* GIVEN ENTRIES

....................

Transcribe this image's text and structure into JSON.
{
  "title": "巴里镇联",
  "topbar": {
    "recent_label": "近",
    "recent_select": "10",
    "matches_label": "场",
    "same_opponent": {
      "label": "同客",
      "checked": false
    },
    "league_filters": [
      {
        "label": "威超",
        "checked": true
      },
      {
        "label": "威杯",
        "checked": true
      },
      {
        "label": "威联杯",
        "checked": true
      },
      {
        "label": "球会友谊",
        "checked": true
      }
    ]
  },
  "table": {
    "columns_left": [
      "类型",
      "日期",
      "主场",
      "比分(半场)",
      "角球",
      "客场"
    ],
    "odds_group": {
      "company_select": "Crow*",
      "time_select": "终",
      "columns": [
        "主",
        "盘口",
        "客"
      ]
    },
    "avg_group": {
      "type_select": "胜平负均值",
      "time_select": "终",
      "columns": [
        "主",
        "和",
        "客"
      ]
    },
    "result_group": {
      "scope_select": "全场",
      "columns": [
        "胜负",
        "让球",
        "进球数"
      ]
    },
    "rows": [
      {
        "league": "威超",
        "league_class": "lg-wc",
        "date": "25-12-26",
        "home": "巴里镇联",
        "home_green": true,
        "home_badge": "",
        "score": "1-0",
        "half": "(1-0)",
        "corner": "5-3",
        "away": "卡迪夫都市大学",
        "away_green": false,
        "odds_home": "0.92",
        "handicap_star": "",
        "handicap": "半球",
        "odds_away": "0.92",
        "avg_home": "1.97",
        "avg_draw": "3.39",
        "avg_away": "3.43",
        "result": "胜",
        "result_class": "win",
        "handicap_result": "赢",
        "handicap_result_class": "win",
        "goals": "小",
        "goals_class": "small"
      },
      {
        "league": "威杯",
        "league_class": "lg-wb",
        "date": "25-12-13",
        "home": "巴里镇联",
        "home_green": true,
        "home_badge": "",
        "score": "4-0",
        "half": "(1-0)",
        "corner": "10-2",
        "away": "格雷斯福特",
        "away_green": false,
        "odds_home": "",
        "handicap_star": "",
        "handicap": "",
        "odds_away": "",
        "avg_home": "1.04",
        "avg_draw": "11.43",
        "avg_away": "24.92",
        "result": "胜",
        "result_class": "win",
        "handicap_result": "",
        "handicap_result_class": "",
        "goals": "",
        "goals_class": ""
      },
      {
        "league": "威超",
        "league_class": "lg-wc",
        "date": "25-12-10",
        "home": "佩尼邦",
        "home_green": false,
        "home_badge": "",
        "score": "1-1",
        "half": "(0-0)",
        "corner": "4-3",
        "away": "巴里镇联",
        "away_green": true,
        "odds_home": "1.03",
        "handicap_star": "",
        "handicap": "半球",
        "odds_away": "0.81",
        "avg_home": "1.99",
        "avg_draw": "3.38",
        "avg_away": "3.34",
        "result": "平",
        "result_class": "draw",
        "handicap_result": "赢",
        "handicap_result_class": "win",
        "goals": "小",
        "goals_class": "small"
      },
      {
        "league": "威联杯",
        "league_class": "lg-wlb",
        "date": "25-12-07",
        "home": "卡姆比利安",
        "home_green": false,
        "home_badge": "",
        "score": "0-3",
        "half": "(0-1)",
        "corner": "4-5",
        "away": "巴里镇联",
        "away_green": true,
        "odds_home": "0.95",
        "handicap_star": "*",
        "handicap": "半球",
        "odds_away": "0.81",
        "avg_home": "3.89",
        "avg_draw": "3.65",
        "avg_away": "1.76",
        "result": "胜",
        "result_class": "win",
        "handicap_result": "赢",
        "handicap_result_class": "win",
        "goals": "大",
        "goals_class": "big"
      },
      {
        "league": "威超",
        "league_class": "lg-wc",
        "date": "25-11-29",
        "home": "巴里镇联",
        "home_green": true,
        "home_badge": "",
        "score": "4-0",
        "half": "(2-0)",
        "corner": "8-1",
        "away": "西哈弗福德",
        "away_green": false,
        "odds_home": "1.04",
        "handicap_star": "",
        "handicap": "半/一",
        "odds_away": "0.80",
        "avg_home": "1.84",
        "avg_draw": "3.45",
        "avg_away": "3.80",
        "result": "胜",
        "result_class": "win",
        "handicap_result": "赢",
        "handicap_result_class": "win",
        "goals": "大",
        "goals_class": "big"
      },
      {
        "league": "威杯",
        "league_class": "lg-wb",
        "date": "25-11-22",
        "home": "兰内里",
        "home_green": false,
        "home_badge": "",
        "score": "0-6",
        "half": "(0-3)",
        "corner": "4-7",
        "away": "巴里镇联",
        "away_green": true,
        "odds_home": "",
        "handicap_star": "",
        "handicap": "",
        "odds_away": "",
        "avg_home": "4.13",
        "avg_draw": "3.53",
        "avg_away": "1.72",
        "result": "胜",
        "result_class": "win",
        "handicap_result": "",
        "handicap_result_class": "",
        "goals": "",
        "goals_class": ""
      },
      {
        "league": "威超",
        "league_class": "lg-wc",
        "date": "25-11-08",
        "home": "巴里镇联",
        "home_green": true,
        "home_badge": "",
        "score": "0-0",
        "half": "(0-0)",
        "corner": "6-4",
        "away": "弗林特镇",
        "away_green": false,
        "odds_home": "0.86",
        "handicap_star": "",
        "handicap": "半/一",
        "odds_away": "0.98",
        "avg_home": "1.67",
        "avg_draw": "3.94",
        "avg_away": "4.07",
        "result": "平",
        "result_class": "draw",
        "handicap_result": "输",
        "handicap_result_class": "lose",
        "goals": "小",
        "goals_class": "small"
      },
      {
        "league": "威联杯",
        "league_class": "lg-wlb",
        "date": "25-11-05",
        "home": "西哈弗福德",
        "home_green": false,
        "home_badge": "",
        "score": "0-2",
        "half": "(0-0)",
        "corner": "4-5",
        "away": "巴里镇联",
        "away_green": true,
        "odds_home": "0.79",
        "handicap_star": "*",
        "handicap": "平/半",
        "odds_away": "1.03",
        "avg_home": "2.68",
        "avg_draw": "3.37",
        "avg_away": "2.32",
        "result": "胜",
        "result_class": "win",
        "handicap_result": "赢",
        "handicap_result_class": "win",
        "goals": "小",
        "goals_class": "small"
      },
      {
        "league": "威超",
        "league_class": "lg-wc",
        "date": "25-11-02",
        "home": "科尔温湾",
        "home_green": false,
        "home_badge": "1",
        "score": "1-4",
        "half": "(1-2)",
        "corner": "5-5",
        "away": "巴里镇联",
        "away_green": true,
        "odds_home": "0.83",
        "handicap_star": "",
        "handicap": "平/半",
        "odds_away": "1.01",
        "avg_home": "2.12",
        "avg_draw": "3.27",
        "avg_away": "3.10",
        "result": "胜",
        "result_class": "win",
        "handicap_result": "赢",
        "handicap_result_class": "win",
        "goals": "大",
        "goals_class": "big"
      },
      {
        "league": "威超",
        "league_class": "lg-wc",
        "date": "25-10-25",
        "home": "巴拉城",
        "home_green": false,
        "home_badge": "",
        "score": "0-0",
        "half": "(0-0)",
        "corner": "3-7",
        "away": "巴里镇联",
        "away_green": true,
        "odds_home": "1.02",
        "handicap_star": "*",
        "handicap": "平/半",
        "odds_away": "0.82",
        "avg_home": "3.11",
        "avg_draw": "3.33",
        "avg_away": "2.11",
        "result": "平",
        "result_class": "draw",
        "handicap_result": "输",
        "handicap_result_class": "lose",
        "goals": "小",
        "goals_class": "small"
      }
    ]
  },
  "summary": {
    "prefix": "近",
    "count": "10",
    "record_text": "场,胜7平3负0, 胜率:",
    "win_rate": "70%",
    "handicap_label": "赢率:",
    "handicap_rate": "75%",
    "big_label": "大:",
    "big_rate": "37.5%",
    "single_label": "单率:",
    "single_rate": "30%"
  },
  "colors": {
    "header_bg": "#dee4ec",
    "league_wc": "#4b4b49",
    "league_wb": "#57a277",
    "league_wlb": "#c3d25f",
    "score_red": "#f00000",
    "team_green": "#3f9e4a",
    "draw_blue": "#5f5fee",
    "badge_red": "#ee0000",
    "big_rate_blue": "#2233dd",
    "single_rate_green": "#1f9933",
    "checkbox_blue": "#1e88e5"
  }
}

....................

* TASK DESCRIPTION
Filter the data, keeping only the lines that contain "date".

* TASK ANSWER
        "date": "25-12-26",
        "date": "25-12-13",
        "date": "25-12-10",
        "date": "25-12-07",
        "date": "25-11-29",
        "date": "25-11-22",
        "date": "25-11-08",
        "date": "25-11-05",
        "date": "25-11-02",
        "date": "25-10-25",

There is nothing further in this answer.